»»

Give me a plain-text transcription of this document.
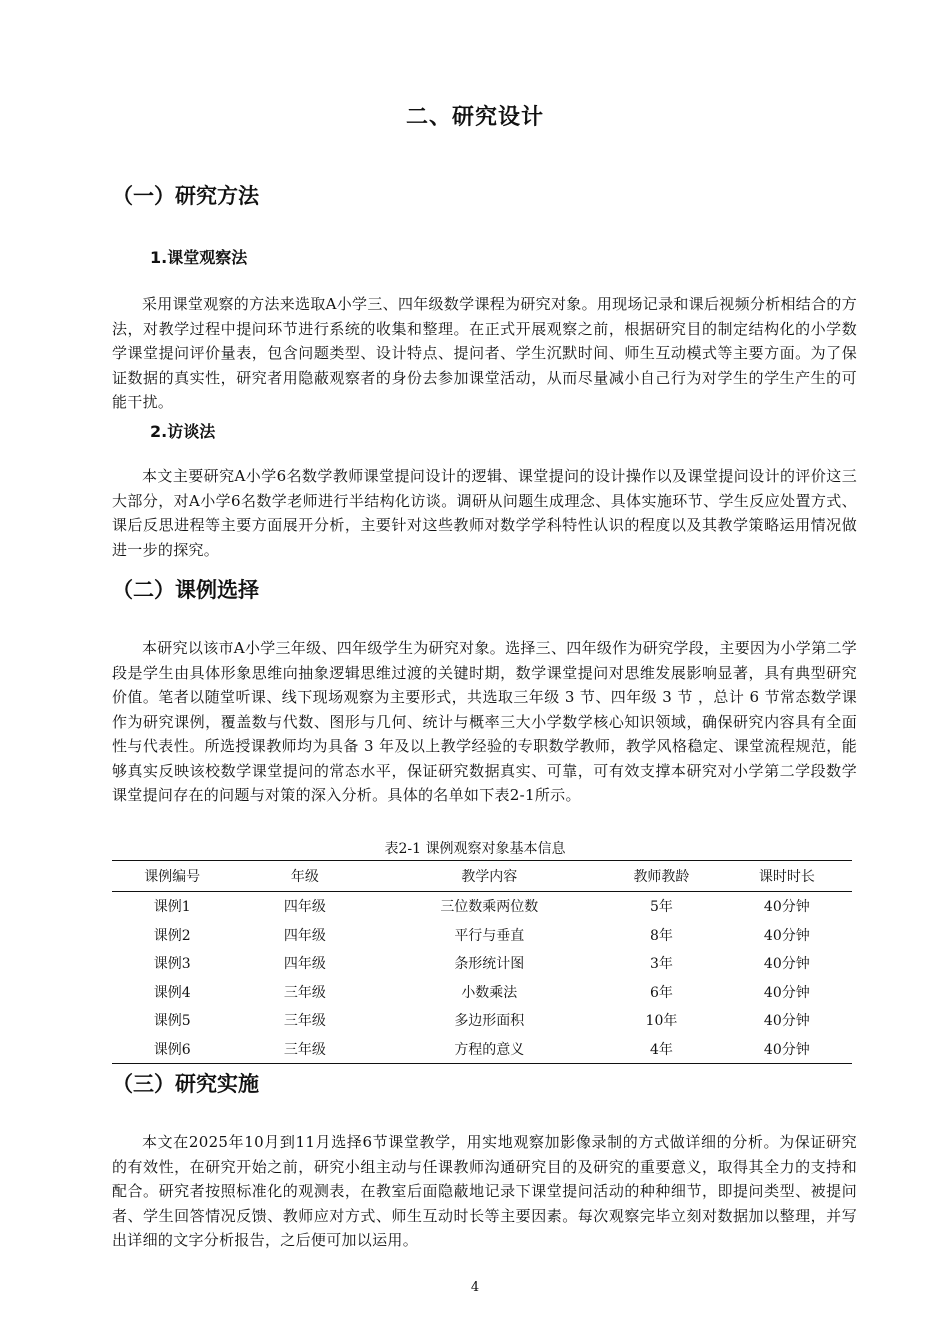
二、研究设计
（一）研究方法
1.课堂观察法

采用课堂观察的方法来选取A小学三、四年级数学课程为研究对象。用现场记录和课后视频分析相结合的方法，对教学过程中提问环节进行系统的收集和整理。在正式开展观察之前，根据研究目的制定结构化的小学数学课堂提问评价量表，包含问题类型、设计特点、提问者、学生沉默时间、师生互动模式等主要方面。为了保证数据的真实性，研究者用隐蔽观察者的身份去参加课堂活动，从而尽量减小自己行为对学生的学生产生的可能干扰。

2.访谈法

本文主要研究A小学6名数学教师课堂提问设计的逻辑、课堂提问的设计操作以及课堂提问设计的评价这三大部分，对A小学6名数学老师进行半结构化访谈。调研从问题生成理念、具体实施环节、学生反应处置方式、课后反思进程等主要方面展开分析，主要针对这些教师对数学学科特性认识的程度以及其教学策略运用情况做进一步的探究。

（二）课例选择

本研究以该市A小学三年级、四年级学生为研究对象。选择三、四年级作为研究学段，主要因为小学第二学段是学生由具体形象思维向抽象逻辑思维过渡的关键时期，数学课堂提问对思维发展影响显著，具有典型研究价值。笔者以随堂听课、线下现场观察为主要形式，共选取三年级 3 节、四年级 3 节 ，总计 6 节常态数学课作为研究课例，覆盖数与代数、图形与几何、统计与概率三大小学数学核心知识领域，确保研究内容具有全面性与代表性。所选授课教师均为具备 3 年及以上教学经验的专职数学教师，教学风格稳定、课堂流程规范，能够真实反映该校数学课堂提问的常态水平，保证研究数据真实、可靠，可有效支撑本研究对小学第二学段数学课堂提问存在的问题与对策的深入分析。具体的名单如下表2-1所示。

表2-1 课例观察对象基本信息
课例编号	年级	教学内容	教师教龄	课时时长
课例1	四年级	三位数乘两位数	5年	40分钟
课例2	四年级	平行与垂直	8年	40分钟
课例3	四年级	条形统计图	3年	40分钟
课例4	三年级	小数乘法	6年	40分钟
课例5	三年级	多边形面积	10年	40分钟
课例6	三年级	方程的意义	4年	40分钟
（三）研究实施

本文在2025年10月到11月选择6节课堂教学，用实地观察加影像录制的方式做详细的分析。为保证研究的有效性，在研究开始之前，研究小组主动与任课教师沟通研究目的及研究的重要意义，取得其全力的支持和配合。研究者按照标准化的观测表，在教室后面隐蔽地记录下课堂提问活动的种种细节，即提问类型、被提问者、学生回答情况反馈、教师应对方式、师生互动时长等主要因素。每次观察完毕立刻对数据加以整理，并写出详细的文字分析报告，之后便可加以运用。

4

««

◆ **WHAT IS REQUIRED**: Keep the pictures out of the copy and write out the data exactly as it stands.

◆ **OUTPUT FOR THIS EXERCISE**:
Give me a plain-text transcription of this document.
二、研究设计
（一）研究方法
1.课堂观察法

采用课堂观察的方法来选取A小学三、四年级数学课程为研究对象。用现场记录和课后视频分析相结合的方法，对教学过程中提问环节进行系统的收集和整理。在正式开展观察之前，根据研究目的制定结构化的小学数学课堂提问评价量表，包含问题类型、设计特点、提问者、学生沉默时间、师生互动模式等主要方面。为了保证数据的真实性，研究者用隐蔽观察者的身份去参加课堂活动，从而尽量减小自己行为对学生的学生产生的可能干扰。

2.访谈法

本文主要研究A小学6名数学教师课堂提问设计的逻辑、课堂提问的设计操作以及课堂提问设计的评价这三大部分，对A小学6名数学老师进行半结构化访谈。调研从问题生成理念、具体实施环节、学生反应处置方式、课后反思进程等主要方面展开分析，主要针对这些教师对数学学科特性认识的程度以及其教学策略运用情况做进一步的探究。

（二）课例选择

本研究以该市A小学三年级、四年级学生为研究对象。选择三、四年级作为研究学段，主要因为小学第二学段是学生由具体形象思维向抽象逻辑思维过渡的关键时期，数学课堂提问对思维发展影响显著，具有典型研究价值。笔者以随堂听课、线下现场观察为主要形式，共选取三年级 3 节、四年级 3 节 ，总计 6 节常态数学课作为研究课例，覆盖数与代数、图形与几何、统计与概率三大小学数学核心知识领域，确保研究内容具有全面性与代表性。所选授课教师均为具备 3 年及以上教学经验的专职数学教师，教学风格稳定、课堂流程规范，能够真实反映该校数学课堂提问的常态水平，保证研究数据真实、可靠，可有效支撑本研究对小学第二学段数学课堂提问存在的问题与对策的深入分析。具体的名单如下表2-1所示。

表2-1 课例观察对象基本信息
课例编号	年级	教学内容	教师教龄	课时时长
课例1	四年级	三位数乘两位数	5年	40分钟
课例2	四年级	平行与垂直	8年	40分钟
课例3	四年级	条形统计图	3年	40分钟
课例4	三年级	小数乘法	6年	40分钟
课例5	三年级	多边形面积	10年	40分钟
课例6	三年级	方程的意义	4年	40分钟
（三）研究实施

本文在2025年10月到11月选择6节课堂教学，用实地观察加影像录制的方式做详细的分析。为保证研究的有效性，在研究开始之前，研究小组主动与任课教师沟通研究目的及研究的重要意义，取得其全力的支持和配合。研究者按照标准化的观测表，在教室后面隐蔽地记录下课堂提问活动的种种细节，即提问类型、被提问者、学生回答情况反馈、教师应对方式、师生互动时长等主要因素。每次观察完毕立刻对数据加以整理，并写出详细的文字分析报告，之后便可加以运用。

4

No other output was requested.